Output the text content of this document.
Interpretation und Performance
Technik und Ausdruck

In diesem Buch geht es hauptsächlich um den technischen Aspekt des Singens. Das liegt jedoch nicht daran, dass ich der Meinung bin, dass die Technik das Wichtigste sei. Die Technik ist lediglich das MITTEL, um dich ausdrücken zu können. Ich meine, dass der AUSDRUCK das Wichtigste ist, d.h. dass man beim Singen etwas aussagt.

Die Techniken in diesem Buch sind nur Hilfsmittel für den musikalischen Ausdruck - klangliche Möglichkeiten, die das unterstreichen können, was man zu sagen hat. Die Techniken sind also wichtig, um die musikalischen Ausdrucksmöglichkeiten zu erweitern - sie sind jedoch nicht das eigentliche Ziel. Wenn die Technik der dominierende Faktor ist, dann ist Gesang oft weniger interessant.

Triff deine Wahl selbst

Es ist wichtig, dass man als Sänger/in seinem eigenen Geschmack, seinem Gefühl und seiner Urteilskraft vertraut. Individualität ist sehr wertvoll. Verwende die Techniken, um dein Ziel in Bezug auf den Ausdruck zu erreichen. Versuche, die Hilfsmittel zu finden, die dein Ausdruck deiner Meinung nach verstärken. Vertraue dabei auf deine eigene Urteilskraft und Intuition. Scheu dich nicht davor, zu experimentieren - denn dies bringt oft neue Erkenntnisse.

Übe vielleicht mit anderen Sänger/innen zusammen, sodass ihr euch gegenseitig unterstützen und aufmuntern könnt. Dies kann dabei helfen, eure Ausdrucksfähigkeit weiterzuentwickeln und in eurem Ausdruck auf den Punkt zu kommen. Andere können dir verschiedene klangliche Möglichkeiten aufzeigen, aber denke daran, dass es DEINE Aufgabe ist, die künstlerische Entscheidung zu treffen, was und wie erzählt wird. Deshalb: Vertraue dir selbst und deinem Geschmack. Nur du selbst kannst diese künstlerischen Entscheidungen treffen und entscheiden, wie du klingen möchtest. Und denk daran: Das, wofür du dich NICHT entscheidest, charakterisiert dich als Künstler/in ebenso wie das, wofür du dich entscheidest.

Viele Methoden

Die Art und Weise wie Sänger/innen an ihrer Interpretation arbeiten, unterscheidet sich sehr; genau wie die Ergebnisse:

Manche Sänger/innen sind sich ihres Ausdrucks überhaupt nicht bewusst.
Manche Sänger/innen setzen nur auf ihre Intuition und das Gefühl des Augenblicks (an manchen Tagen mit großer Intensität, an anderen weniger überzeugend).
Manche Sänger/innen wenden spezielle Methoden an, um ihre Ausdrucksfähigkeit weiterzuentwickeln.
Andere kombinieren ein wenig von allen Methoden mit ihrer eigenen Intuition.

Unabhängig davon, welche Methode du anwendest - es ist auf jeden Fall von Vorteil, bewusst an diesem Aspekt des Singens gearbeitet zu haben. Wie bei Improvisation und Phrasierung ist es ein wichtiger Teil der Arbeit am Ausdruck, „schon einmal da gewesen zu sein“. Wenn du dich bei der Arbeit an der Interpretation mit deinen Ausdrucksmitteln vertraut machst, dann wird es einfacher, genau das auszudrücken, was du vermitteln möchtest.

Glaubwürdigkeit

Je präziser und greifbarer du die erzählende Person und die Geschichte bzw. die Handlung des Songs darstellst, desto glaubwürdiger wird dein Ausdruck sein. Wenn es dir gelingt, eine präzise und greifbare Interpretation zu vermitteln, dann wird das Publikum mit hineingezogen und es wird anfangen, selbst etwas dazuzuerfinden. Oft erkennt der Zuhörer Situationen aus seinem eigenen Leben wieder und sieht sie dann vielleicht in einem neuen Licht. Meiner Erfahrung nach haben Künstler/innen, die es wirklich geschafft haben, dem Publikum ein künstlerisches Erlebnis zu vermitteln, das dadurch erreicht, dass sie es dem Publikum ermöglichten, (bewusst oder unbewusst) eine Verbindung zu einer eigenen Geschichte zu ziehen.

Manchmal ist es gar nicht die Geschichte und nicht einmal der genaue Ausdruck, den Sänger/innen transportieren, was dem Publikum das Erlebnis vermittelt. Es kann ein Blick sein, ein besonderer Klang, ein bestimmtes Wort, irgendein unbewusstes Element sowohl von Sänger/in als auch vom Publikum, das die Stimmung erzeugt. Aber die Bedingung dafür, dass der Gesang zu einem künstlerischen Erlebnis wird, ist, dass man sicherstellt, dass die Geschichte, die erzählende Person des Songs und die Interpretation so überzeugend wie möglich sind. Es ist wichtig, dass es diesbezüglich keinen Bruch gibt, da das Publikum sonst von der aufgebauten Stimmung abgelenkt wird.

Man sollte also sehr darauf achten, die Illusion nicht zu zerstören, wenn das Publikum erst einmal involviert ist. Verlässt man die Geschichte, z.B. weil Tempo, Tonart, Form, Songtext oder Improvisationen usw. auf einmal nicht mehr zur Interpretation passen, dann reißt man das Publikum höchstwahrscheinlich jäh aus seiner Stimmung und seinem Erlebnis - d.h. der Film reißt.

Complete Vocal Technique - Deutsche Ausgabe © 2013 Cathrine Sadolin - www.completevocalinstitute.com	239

STATED GOAL:
Scan the material above. Copy each line that holds the word "Intuition".

IN RESPONSE:
Es ist wichtig, dass man als Sänger/in seinem eigenen Geschmack, seinem Gefühl und seiner Urteilskraft vertraut. Individualität ist sehr wertvoll. Verwende die Techniken, um dein Ziel in Bezug auf den Ausdruck zu erreichen. Versuche, die Hilfsmittel zu finden, die dein Ausdruck deiner Meinung nach verstärken. Vertraue dabei auf deine eigene Urteilskraft und Intuition. Scheu dich nicht davor, zu experimentieren - denn dies bringt oft neue Erkenntnisse.
Manche Sänger/innen setzen nur auf ihre Intuition und das Gefühl des Augenblicks (an manchen Tagen mit großer Intensität, an anderen weniger überzeugend).
Andere kombinieren ein wenig von allen Methoden mit ihrer eigenen Intuition.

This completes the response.